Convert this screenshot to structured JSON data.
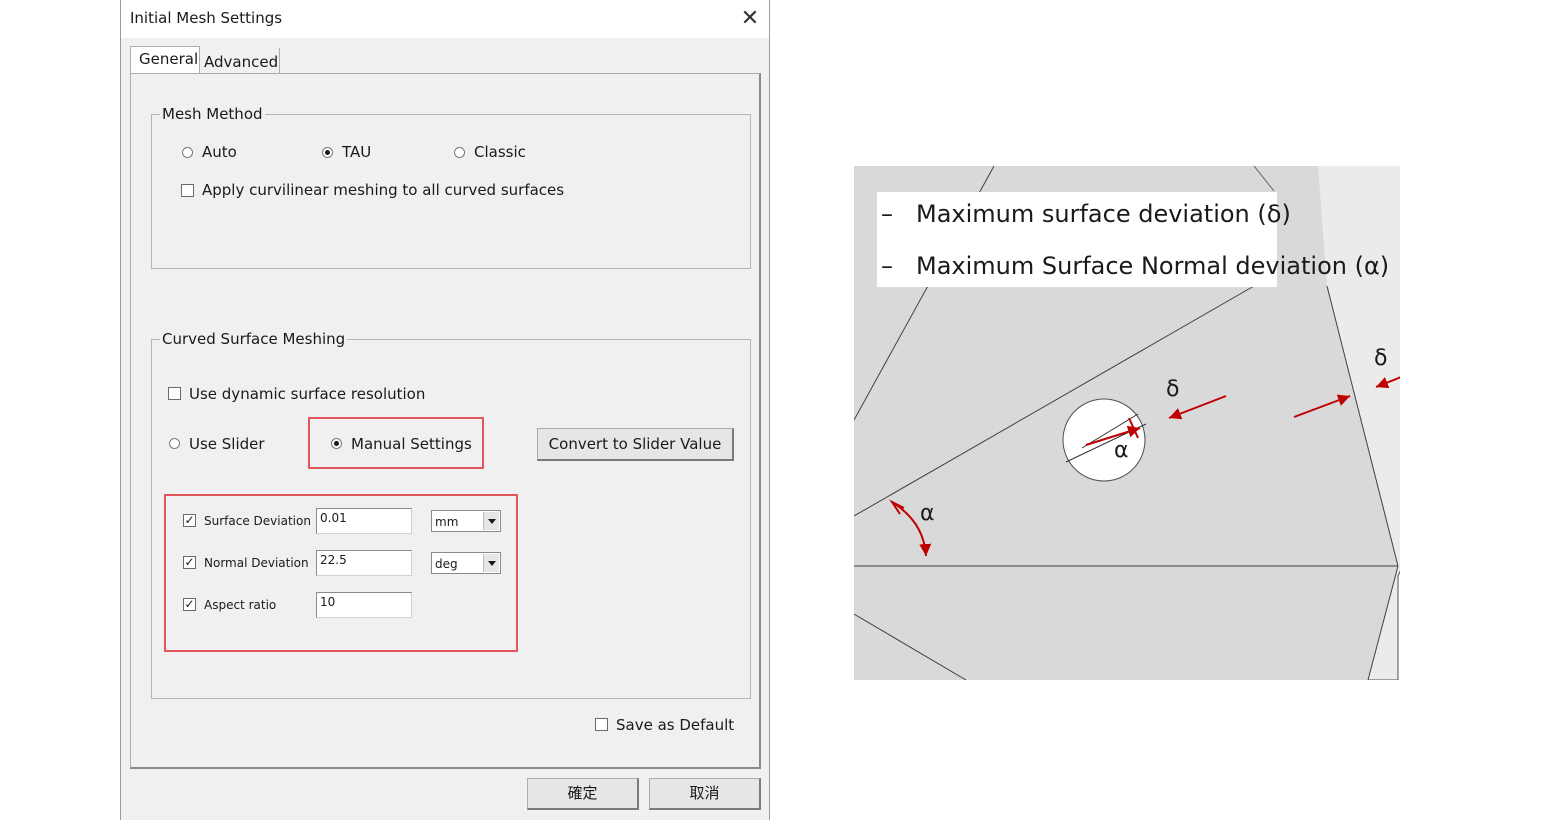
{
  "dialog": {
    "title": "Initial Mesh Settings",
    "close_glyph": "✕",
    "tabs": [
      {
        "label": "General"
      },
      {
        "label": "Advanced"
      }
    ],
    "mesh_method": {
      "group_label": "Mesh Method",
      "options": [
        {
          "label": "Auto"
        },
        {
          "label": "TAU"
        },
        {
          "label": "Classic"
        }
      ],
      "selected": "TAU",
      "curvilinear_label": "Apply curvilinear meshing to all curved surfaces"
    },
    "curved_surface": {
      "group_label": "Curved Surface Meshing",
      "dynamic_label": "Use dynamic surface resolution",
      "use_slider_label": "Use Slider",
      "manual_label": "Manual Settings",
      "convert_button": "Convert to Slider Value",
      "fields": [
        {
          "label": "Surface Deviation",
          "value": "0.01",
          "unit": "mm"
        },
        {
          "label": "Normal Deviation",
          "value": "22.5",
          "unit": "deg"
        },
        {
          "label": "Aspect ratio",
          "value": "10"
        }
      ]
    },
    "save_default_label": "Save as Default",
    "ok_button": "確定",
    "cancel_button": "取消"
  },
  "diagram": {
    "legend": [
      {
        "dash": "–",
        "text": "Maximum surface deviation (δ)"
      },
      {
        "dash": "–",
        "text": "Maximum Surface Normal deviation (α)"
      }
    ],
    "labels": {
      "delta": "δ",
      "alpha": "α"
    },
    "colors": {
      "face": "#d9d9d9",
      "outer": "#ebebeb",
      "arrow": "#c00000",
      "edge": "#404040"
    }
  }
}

#### PROBLEM STATEMENT:
Print all entries exactly. The images do not belong in the copy.

#### THE SOLUTION:
Convert this screenshot to structured JSON data.
{
  "dialog": {
    "title": "Initial Mesh Settings",
    "close_glyph": "✕",
    "tabs": [
      {
        "label": "General"
      },
      {
        "label": "Advanced"
      }
    ],
    "mesh_method": {
      "group_label": "Mesh Method",
      "options": [
        {
          "label": "Auto"
        },
        {
          "label": "TAU"
        },
        {
          "label": "Classic"
        }
      ],
      "selected": "TAU",
      "curvilinear_label": "Apply curvilinear meshing to all curved surfaces"
    },
    "curved_surface": {
      "group_label": "Curved Surface Meshing",
      "dynamic_label": "Use dynamic surface resolution",
      "use_slider_label": "Use Slider",
      "manual_label": "Manual Settings",
      "convert_button": "Convert to Slider Value",
      "fields": [
        {
          "label": "Surface Deviation",
          "value": "0.01",
          "unit": "mm"
        },
        {
          "label": "Normal Deviation",
          "value": "22.5",
          "unit": "deg"
        },
        {
          "label": "Aspect ratio",
          "value": "10"
        }
      ]
    },
    "save_default_label": "Save as Default",
    "ok_button": "確定",
    "cancel_button": "取消"
  },
  "diagram": {
    "legend": [
      {
        "dash": "–",
        "text": "Maximum surface deviation (δ)"
      },
      {
        "dash": "–",
        "text": "Maximum Surface Normal deviation (α)"
      }
    ],
    "labels": {
      "delta": "δ",
      "alpha": "α"
    },
    "colors": {
      "face": "#d9d9d9",
      "outer": "#ebebeb",
      "arrow": "#c00000",
      "edge": "#404040"
    }
  }
}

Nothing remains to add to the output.